§ Task statement:
Work out how many lines in the listing below include the word "California"; answer with the number alone.

§ Provided data:
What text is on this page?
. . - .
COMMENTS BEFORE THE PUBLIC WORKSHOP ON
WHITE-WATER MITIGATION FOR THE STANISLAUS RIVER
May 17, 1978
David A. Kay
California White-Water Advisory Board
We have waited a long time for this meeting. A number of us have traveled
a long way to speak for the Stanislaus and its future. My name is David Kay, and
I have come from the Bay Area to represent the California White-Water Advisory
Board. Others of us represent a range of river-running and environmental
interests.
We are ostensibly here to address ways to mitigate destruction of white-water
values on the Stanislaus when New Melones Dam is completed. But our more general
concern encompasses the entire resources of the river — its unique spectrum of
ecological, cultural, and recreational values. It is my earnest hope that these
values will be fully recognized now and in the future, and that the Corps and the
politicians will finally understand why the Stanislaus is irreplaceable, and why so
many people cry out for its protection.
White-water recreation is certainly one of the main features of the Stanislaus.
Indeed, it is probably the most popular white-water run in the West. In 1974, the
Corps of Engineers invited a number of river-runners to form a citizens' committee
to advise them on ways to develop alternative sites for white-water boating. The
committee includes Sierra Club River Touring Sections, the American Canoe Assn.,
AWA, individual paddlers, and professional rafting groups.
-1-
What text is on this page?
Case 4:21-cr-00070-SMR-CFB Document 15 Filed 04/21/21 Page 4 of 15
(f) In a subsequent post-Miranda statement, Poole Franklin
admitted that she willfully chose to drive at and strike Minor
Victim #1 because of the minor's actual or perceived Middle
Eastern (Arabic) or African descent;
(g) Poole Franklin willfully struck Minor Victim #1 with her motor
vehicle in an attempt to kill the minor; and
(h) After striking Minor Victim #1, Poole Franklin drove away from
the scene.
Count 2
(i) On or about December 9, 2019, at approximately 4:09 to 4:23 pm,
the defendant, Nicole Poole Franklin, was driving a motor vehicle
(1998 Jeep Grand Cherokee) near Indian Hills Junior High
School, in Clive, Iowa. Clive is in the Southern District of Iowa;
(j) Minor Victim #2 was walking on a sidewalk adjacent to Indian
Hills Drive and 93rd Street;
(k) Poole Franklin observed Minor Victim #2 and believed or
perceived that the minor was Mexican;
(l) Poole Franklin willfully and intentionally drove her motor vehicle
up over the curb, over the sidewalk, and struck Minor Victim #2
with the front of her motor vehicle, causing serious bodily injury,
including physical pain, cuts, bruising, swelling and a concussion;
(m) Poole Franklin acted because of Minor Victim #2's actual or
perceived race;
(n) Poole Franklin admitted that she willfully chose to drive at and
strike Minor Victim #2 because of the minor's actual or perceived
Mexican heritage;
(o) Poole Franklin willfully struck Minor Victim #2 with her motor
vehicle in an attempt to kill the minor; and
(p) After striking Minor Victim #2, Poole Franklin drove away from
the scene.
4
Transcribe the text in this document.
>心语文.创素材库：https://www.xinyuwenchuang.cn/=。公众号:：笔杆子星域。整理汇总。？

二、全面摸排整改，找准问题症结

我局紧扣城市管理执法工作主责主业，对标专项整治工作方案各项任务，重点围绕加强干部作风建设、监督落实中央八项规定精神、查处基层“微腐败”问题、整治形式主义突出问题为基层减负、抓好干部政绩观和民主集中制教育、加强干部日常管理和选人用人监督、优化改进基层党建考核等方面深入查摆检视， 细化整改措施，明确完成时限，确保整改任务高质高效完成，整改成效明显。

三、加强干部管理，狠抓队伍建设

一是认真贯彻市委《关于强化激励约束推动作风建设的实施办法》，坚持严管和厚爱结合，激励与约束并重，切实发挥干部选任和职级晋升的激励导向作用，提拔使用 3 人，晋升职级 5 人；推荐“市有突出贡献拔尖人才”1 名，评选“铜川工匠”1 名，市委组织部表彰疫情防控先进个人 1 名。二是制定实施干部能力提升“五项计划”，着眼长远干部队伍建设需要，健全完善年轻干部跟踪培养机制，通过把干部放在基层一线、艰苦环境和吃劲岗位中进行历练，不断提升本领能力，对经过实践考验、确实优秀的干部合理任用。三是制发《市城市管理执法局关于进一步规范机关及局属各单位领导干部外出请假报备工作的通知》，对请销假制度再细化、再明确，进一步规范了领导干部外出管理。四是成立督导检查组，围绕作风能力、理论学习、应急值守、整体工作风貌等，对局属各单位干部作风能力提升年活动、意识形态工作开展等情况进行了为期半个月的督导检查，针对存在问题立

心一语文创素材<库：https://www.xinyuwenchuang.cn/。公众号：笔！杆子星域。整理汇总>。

§ The result:
2